[START]
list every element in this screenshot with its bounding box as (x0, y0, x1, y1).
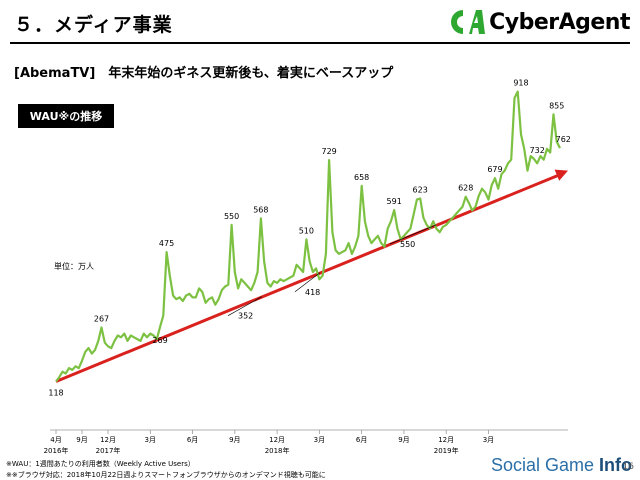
data-label: 267 (94, 314, 109, 323)
x-year-label: 2017年 (96, 446, 121, 455)
wau-badge: WAU※の推移 (18, 104, 114, 128)
x-tick-label: 9月 (229, 436, 240, 444)
trend-leader-line (389, 224, 437, 245)
trend-leader-line (227, 296, 263, 316)
wau-series-line (55, 90, 561, 383)
data-label: 628 (458, 184, 473, 193)
trend-label: 550 (400, 240, 415, 249)
x-tick-label: 12月 (269, 436, 285, 444)
watermark: Social Game Info (491, 455, 632, 476)
trend-label: 352 (238, 312, 253, 321)
x-tick-label: 6月 (356, 436, 367, 444)
data-label: 591 (387, 197, 402, 206)
watermark-text-bold: Info (599, 455, 632, 475)
trend-label: 418 (305, 288, 320, 297)
title-divider (10, 42, 630, 44)
brand-name: CyberAgent (489, 9, 630, 35)
x-tick-label: 3月 (314, 436, 325, 444)
footnote-browser: ※※ブラウザ対応：2018年10月22日週よりスマートフォンブラウザからのオンデ… (6, 471, 326, 479)
data-label: 475 (159, 239, 174, 248)
x-tick-label: 4月 (50, 436, 61, 444)
data-label: 623 (413, 185, 428, 194)
x-year-label: 2018年 (265, 446, 290, 455)
data-label: 118 (48, 388, 63, 397)
data-label: 658 (354, 173, 369, 182)
data-label: 729 (321, 147, 336, 156)
x-year-label: 2019年 (434, 446, 459, 455)
x-tick-label: 9月 (398, 436, 409, 444)
x-tick-label: 12月 (100, 436, 116, 444)
page-title: ５．メディア事業 (14, 14, 173, 36)
data-label: 568 (253, 205, 268, 214)
cyberagent-logo: CyberAgent (449, 8, 630, 36)
data-label: 269 (152, 336, 167, 345)
x-tick-label: 9月 (76, 436, 87, 444)
page-number: 16 (622, 462, 634, 472)
data-label: 855 (549, 101, 564, 110)
data-label: 510 (299, 226, 314, 235)
unit-label: 単位：万人 (54, 262, 94, 271)
slide-subtitle: [AbemaTV] 年末年始のギネス更新後も、着実にベースアップ (14, 66, 394, 81)
footnote-wau: ※WAU：1週間あたりの利用者数（Weekly Active Users） (6, 460, 195, 468)
x-tick-label: 3月 (483, 436, 494, 444)
x-year-label: 2016年 (44, 446, 69, 455)
cyberagent-logo-icon (451, 10, 486, 34)
x-tick-label: 3月 (145, 436, 156, 444)
x-tick-label: 6月 (187, 436, 198, 444)
trend-line (55, 173, 561, 383)
trend-arrowhead (554, 169, 568, 181)
data-label: 918 (513, 79, 528, 88)
watermark-text: Social Game (490, 455, 599, 475)
data-label: 732 (530, 146, 545, 155)
data-label: 679 (487, 165, 502, 174)
data-label: 550 (224, 212, 239, 221)
data-label: 762 (556, 135, 571, 144)
trend-leader-line (294, 272, 321, 293)
x-tick-label: 12月 (438, 436, 454, 444)
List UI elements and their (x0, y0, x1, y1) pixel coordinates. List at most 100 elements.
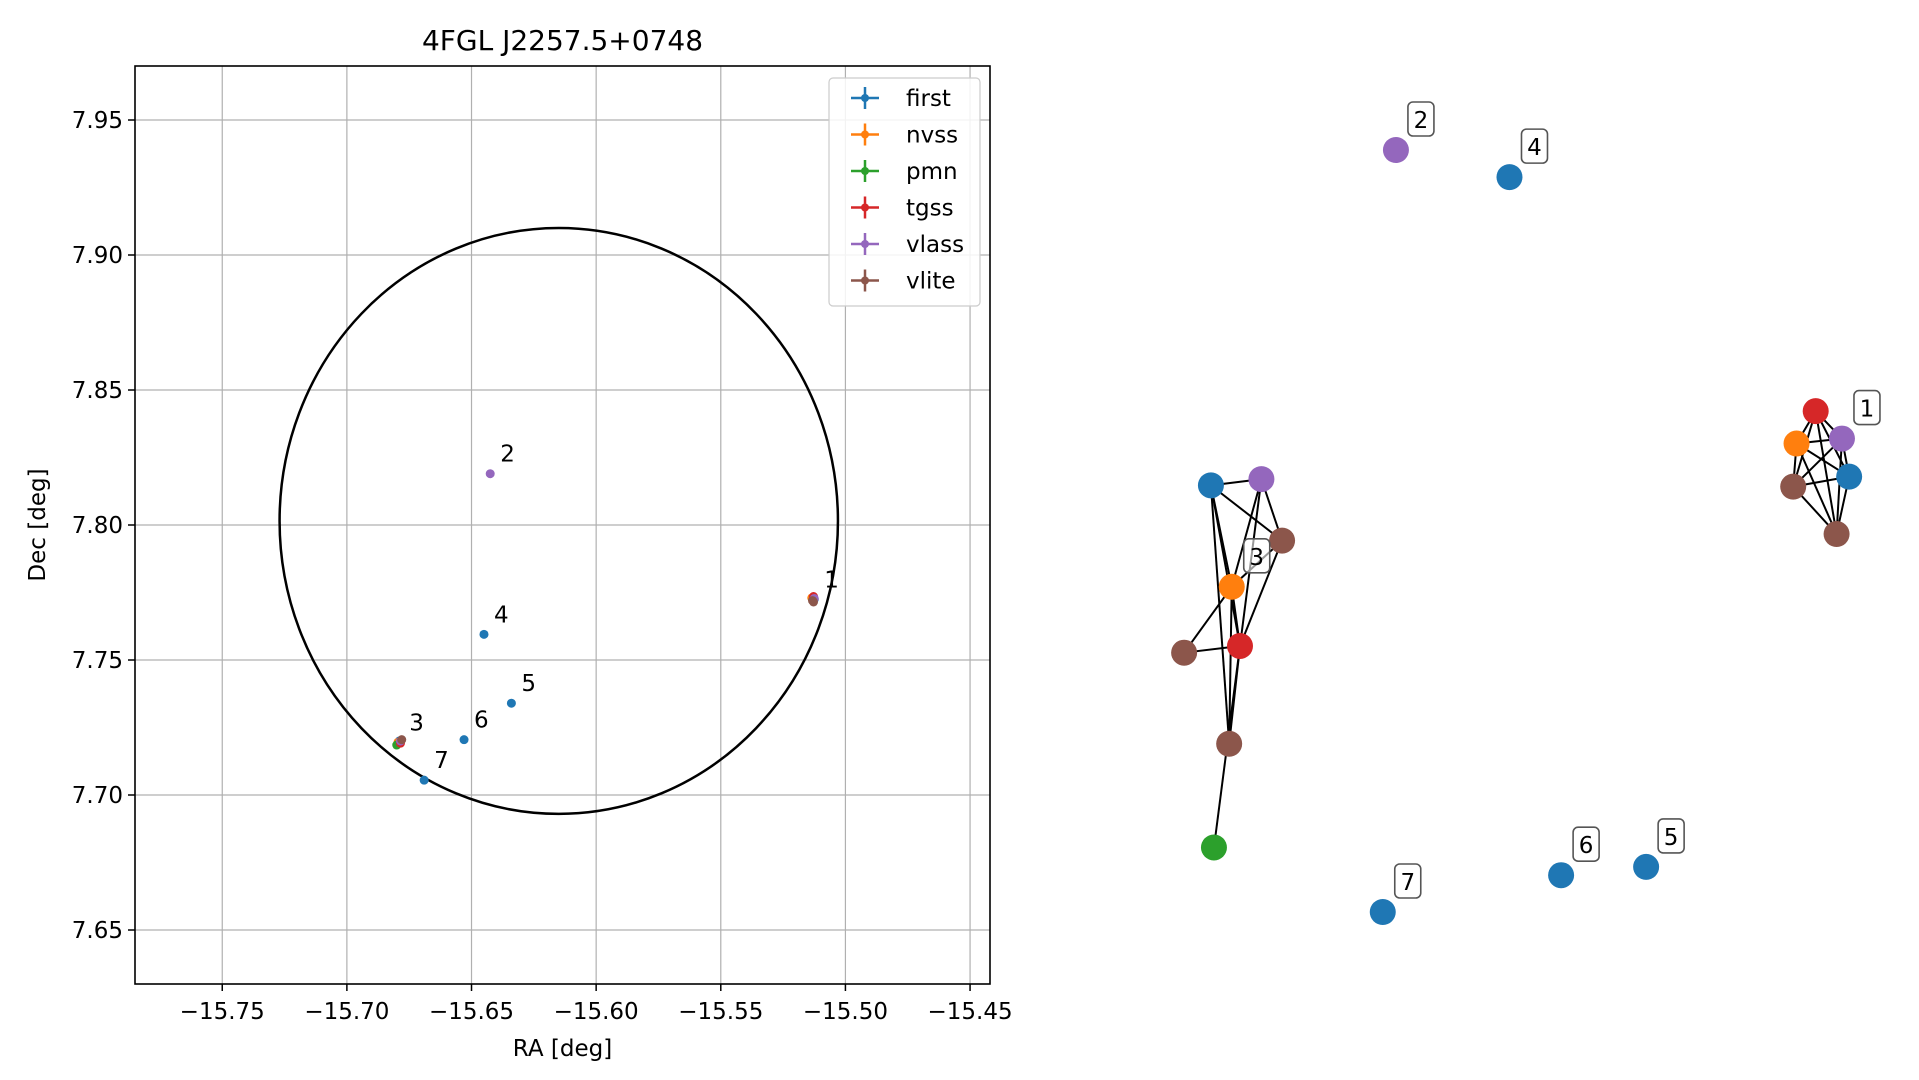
legend-marker-vlass (861, 240, 869, 248)
network-node-vlite (1216, 730, 1243, 757)
network-nodes-layer (1171, 137, 1863, 925)
network-edge (1209, 485, 1231, 744)
network-node-label: 2 (1414, 108, 1429, 134)
legend-label-tgss: tgss (906, 196, 954, 222)
scatter-point-vlite (809, 597, 819, 607)
x-tick-label: −15.55 (678, 999, 763, 1025)
scatter-point-first (479, 629, 489, 639)
x-tick-label: −15.70 (304, 999, 389, 1025)
x-tick-label: −15.65 (429, 999, 514, 1025)
y-tick-label: 7.65 (72, 918, 123, 944)
network-panel: 1 2 3 4 5 6 7 (1171, 101, 1881, 925)
network-node-vlass (1828, 425, 1855, 452)
network-label-box (1242, 537, 1271, 574)
network-edge (1210, 484, 1283, 542)
scatter-point-first (506, 698, 516, 708)
y-tick-label: 7.75 (72, 648, 123, 674)
point-annotation: 5 (521, 671, 536, 697)
point-annotation: 6 (474, 708, 489, 734)
y-ticks: 7.65 7.70 7.75 7.80 7.85 7.90 7.95 (72, 108, 135, 944)
network-node-first (1369, 899, 1396, 925)
network-node-label: 4 (1527, 135, 1542, 161)
network-node-label: 1 (1860, 397, 1875, 423)
scatter-point-vlass (485, 469, 495, 479)
y-axis-label: Dec [deg] (25, 468, 51, 581)
legend-label-vlite: vlite (906, 269, 956, 295)
scatter-points-layer (392, 469, 819, 785)
network-label-box (1393, 863, 1422, 899)
network-node-label: 5 (1664, 825, 1679, 851)
scatter-point-first (419, 775, 429, 785)
network-node-label: 7 (1400, 870, 1415, 896)
network-node-label: 6 (1579, 833, 1594, 859)
network-node-tgss (1802, 398, 1829, 425)
network-labels-layer: 1 2 3 4 5 6 7 (1242, 101, 1881, 899)
legend-marker-first (861, 94, 869, 102)
network-node-first (1633, 853, 1660, 880)
network-label-box (1572, 826, 1600, 862)
error-ellipse (278, 226, 840, 816)
network-node-first (1197, 472, 1224, 499)
network-node-vlite (1269, 527, 1296, 554)
network-label-box (1657, 818, 1685, 854)
network-node-vlass (1382, 137, 1409, 163)
network-node-nvss (1783, 430, 1810, 457)
scatter-annotations-layer: 1 2 3 4 5 67 (409, 442, 839, 774)
network-edge (1183, 586, 1233, 654)
x-tick-label: −15.45 (927, 999, 1012, 1025)
x-axis-label: RA [deg] (513, 1036, 612, 1062)
scatter-point-first (459, 735, 469, 745)
y-tick-label: 7.80 (72, 513, 123, 539)
network-node-vlite (1780, 473, 1807, 500)
scatter-point-vlite (397, 735, 407, 745)
network-label-box (1407, 101, 1435, 137)
legend-box (828, 77, 981, 307)
network-node-pmn (1200, 834, 1227, 861)
x-ticks: −15.75 −15.70 −15.65 −15.60 −15.55 −15.50 −15.… (180, 984, 1013, 1025)
legend-marker-nvss (861, 130, 869, 139)
legend-marker-tgss (861, 203, 869, 212)
error-ellipse-layer (278, 226, 840, 816)
y-tick-label: 7.70 (72, 783, 123, 809)
point-annotation: 7 (434, 748, 449, 774)
network-node-tgss (1226, 632, 1253, 659)
legend-label-vlass: vlass (906, 232, 964, 258)
network-node-vlite (1171, 639, 1198, 666)
point-annotation: 4 (494, 602, 509, 628)
network-node-vlite (1823, 521, 1850, 548)
network-edge (1230, 478, 1263, 588)
x-tick-label: −15.50 (803, 999, 888, 1025)
point-annotation: 3 (409, 710, 424, 736)
x-tick-label: −15.60 (554, 999, 639, 1025)
network-label-box (1520, 128, 1549, 164)
legend: first nvss pmn tgss vlass vlite (828, 77, 981, 307)
network-node-nvss (1218, 573, 1245, 600)
y-tick-label: 7.85 (72, 378, 123, 404)
legend-marker-pmn (861, 167, 869, 175)
network-edge (1239, 540, 1284, 647)
network-edge (1228, 586, 1233, 744)
network-node-first (1496, 164, 1523, 191)
grid-lines (135, 66, 990, 984)
legend-label-pmn: pmn (906, 159, 958, 185)
network-node-first (1836, 463, 1863, 490)
y-tick-label: 7.90 (72, 243, 123, 269)
point-annotation: 1 (824, 567, 839, 593)
network-node-label: 3 (1249, 545, 1264, 571)
network-node-first (1548, 862, 1575, 889)
legend-label-first: first (906, 86, 951, 112)
legend-marker-vlite (861, 276, 869, 285)
network-node-vlass (1248, 466, 1275, 493)
network-label-box (1853, 389, 1881, 426)
legend-label-nvss: nvss (906, 123, 958, 149)
y-tick-label: 7.95 (72, 108, 123, 134)
network-edge (1209, 485, 1241, 647)
network-edge (1814, 410, 1838, 535)
network-edge (1835, 438, 1843, 535)
point-annotation: 2 (500, 442, 515, 468)
chart-title: 4FGL J2257.5+0748 (422, 24, 703, 57)
network-edge (1795, 443, 1838, 535)
x-tick-label: −15.75 (180, 999, 265, 1025)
[END]
#### TO DO:
Format the data as a Markdown table with the columns Row and Entry. Start at the line containing "legend-marker-vlass (861, 240, 869, 248)" and end at the line containing "scatter-point-vlass (485, 469, 495, 479)", including both. Number each line in Row, put the line itself in Entry, and leave out blank lines.

#### WRITTEN SOLUTION:
| Row | Entry |
|---|---|
| 1 | legend-marker-vlass (861, 240, 869, 248) |
| 2 | network-node-vlite (1216, 730, 1243, 757) |
| 3 | network-nodes-layer (1171, 137, 1863, 925) |
| 4 | network-edge (1209, 485, 1231, 744) |
| 5 | network-node-label: 2 (1414, 108, 1429, 134) |
| 6 | legend-label-tgss: tgss (906, 196, 954, 222) |
| 7 | scatter-point-vlite (809, 597, 819, 607) |
| 8 | x-tick-label: −15.55 (678, 999, 763, 1025) |
| 9 | scatter-point-first (479, 629, 489, 639) |
| 10 | x-tick-label: −15.70 (304, 999, 389, 1025) |
| 11 | x-tick-label: −15.65 (429, 999, 514, 1025) |
| 12 | y-tick-label: 7.65 (72, 918, 123, 944) |
| 13 | network-panel: 1 2 3 4 5 6 7 (1171, 101, 1881, 925) |
| 14 | network-node-vlass (1828, 425, 1855, 452) |
| 15 | network-label-box (1242, 537, 1271, 574) |
| 16 | network-edge (1210, 484, 1283, 542) |
| 17 | scatter-point-first (506, 698, 516, 708) |
| 18 | y-tick-label: 7.75 (72, 648, 123, 674) |
| 19 | point-annotation: 5 (521, 671, 536, 697) |
| 20 | point-annotation: 6 (474, 708, 489, 734) |
| 21 | y-ticks: 7.65 7.70 7.75 7.80 7.85 7.90 7.95 (72, 108, 135, 944) |
| 22 | network-node-first (1369, 899, 1396, 925) |
| 23 | network-node-label: 4 (1527, 135, 1542, 161) |
| 24 | network-node-label: 1 (1860, 397, 1875, 423) |
| 25 | scatter-point-vlass (485, 469, 495, 479) |